Transcribe the material verbatim in full; the pictures do not belong in the copy.

Start of MATERIAL SHOWN

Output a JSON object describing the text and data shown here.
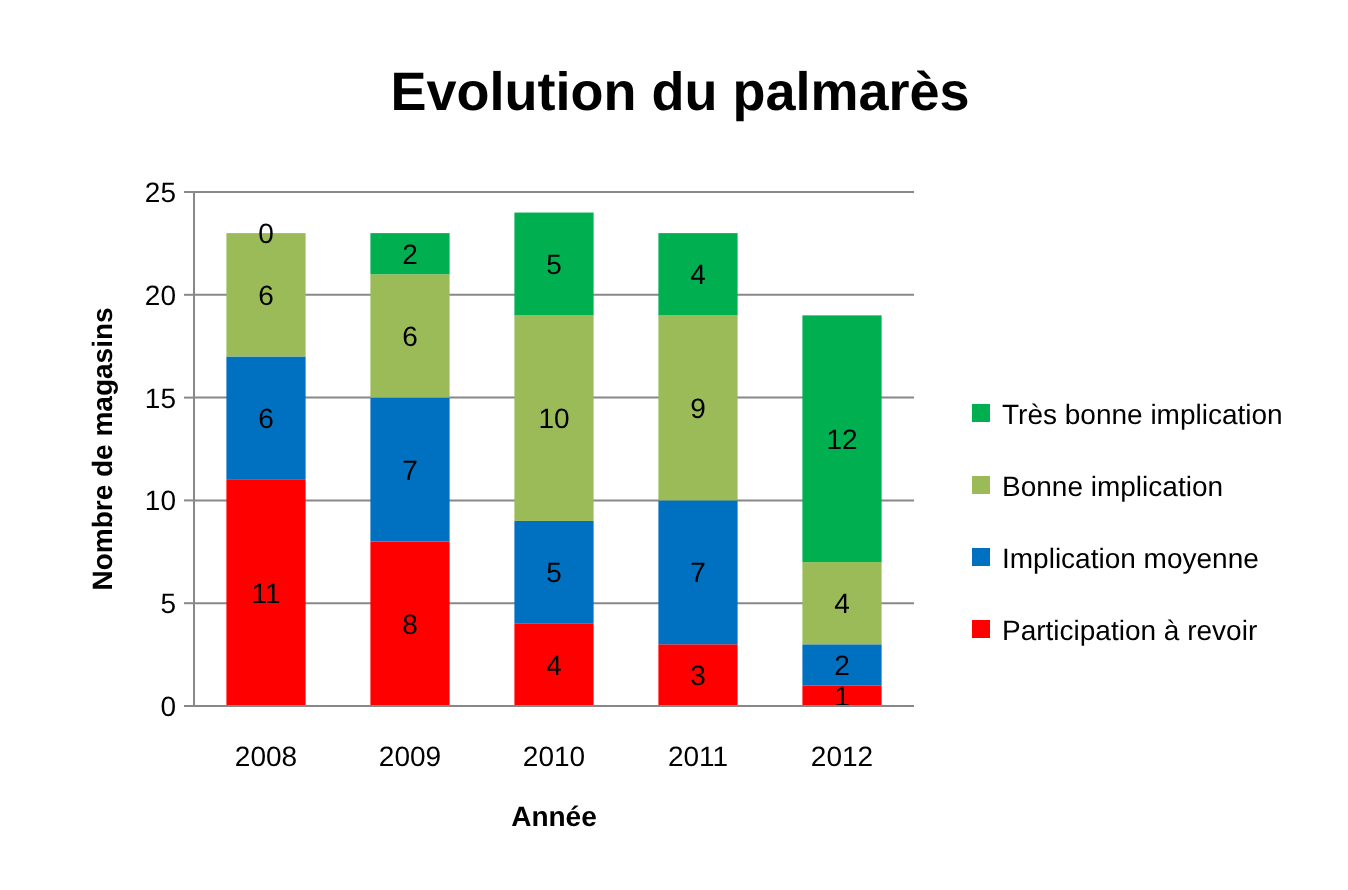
{
  "chart_data": {
    "type": "bar",
    "title": "Evolution du palmarès",
    "xlabel": "Année",
    "ylabel": "Nombre de magasins",
    "categories": [
      "2008",
      "2009",
      "2010",
      "2011",
      "2012"
    ],
    "stacked": true,
    "ylim": [
      0,
      25
    ],
    "yticks": [
      0,
      5,
      10,
      15,
      20,
      25
    ],
    "grid": "y",
    "legend": "right",
    "data_labels": true,
    "series": [
      {
        "name": "Participation à revoir",
        "color": "#ff0000",
        "values": [
          11,
          8,
          4,
          3,
          1
        ]
      },
      {
        "name": "Implication moyenne",
        "color": "#0070c0",
        "values": [
          6,
          7,
          5,
          7,
          2
        ]
      },
      {
        "name": "Bonne implication",
        "color": "#9bbb59",
        "values": [
          6,
          6,
          10,
          9,
          4
        ]
      },
      {
        "name": "Très bonne implication",
        "color": "#00b050",
        "values": [
          0,
          2,
          5,
          4,
          12
        ]
      }
    ]
  }
}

End of MATERIAL SHOWN

REPLY TO THE TASK »
Output a JSON object describing the text and data shown here.
{
  "chart_data": {
    "type": "bar",
    "title": "Evolution du palmarès",
    "xlabel": "Année",
    "ylabel": "Nombre de magasins",
    "categories": [
      "2008",
      "2009",
      "2010",
      "2011",
      "2012"
    ],
    "stacked": true,
    "ylim": [
      0,
      25
    ],
    "yticks": [
      0,
      5,
      10,
      15,
      20,
      25
    ],
    "grid": "y",
    "legend": "right",
    "data_labels": true,
    "series": [
      {
        "name": "Participation à revoir",
        "color": "#ff0000",
        "values": [
          11,
          8,
          4,
          3,
          1
        ]
      },
      {
        "name": "Implication moyenne",
        "color": "#0070c0",
        "values": [
          6,
          7,
          5,
          7,
          2
        ]
      },
      {
        "name": "Bonne implication",
        "color": "#9bbb59",
        "values": [
          6,
          6,
          10,
          9,
          4
        ]
      },
      {
        "name": "Très bonne implication",
        "color": "#00b050",
        "values": [
          0,
          2,
          5,
          4,
          12
        ]
      }
    ]
  }
}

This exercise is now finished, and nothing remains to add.